Collected data entries:
══════════════════════════════
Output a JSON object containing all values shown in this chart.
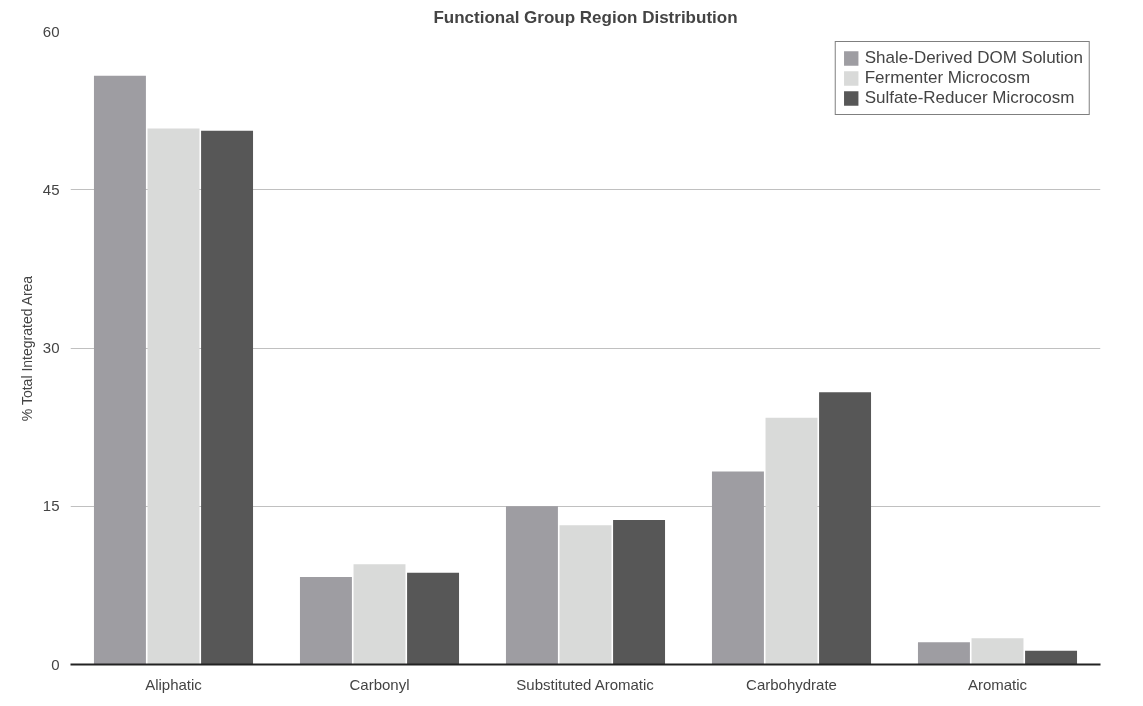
{
  "chart_data": {
    "type": "bar",
    "title": "Functional Group Region Distribution",
    "ylabel": "% Total Integrated Area",
    "categories": [
      "Aliphatic",
      "Carbonyl",
      "Substituted Aromatic",
      "Carbohydrate",
      "Aromatic"
    ],
    "series": [
      {
        "name": "Shale-Derived DOM Solution",
        "color": "#9e9da2",
        "values": [
          55.8,
          8.3,
          15.0,
          18.3,
          2.1
        ]
      },
      {
        "name": "Fermenter Microcosm",
        "color": "#d9dad9",
        "values": [
          50.8,
          9.5,
          13.2,
          23.4,
          2.5
        ]
      },
      {
        "name": "Sulfate-Reducer Microcosm",
        "color": "#575757",
        "values": [
          50.6,
          8.7,
          13.7,
          25.8,
          1.3
        ]
      }
    ],
    "ylim": [
      0,
      60
    ],
    "yticks": [
      0,
      15,
      30,
      45,
      60
    ],
    "grid": "y",
    "legend": "top right"
  }
}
══════════════════════════════
[Exercise prompt] From the data above, write out everything exactly except the pictures.

[Result for this exercise]
Output a JSON object containing all values shown in this chart.
{
  "chart_data": {
    "type": "bar",
    "title": "Functional Group Region Distribution",
    "ylabel": "% Total Integrated Area",
    "categories": [
      "Aliphatic",
      "Carbonyl",
      "Substituted Aromatic",
      "Carbohydrate",
      "Aromatic"
    ],
    "series": [
      {
        "name": "Shale-Derived DOM Solution",
        "color": "#9e9da2",
        "values": [
          55.8,
          8.3,
          15.0,
          18.3,
          2.1
        ]
      },
      {
        "name": "Fermenter Microcosm",
        "color": "#d9dad9",
        "values": [
          50.8,
          9.5,
          13.2,
          23.4,
          2.5
        ]
      },
      {
        "name": "Sulfate-Reducer Microcosm",
        "color": "#575757",
        "values": [
          50.6,
          8.7,
          13.7,
          25.8,
          1.3
        ]
      }
    ],
    "ylim": [
      0,
      60
    ],
    "yticks": [
      0,
      15,
      30,
      45,
      60
    ],
    "grid": "y",
    "legend": "top right"
  }
}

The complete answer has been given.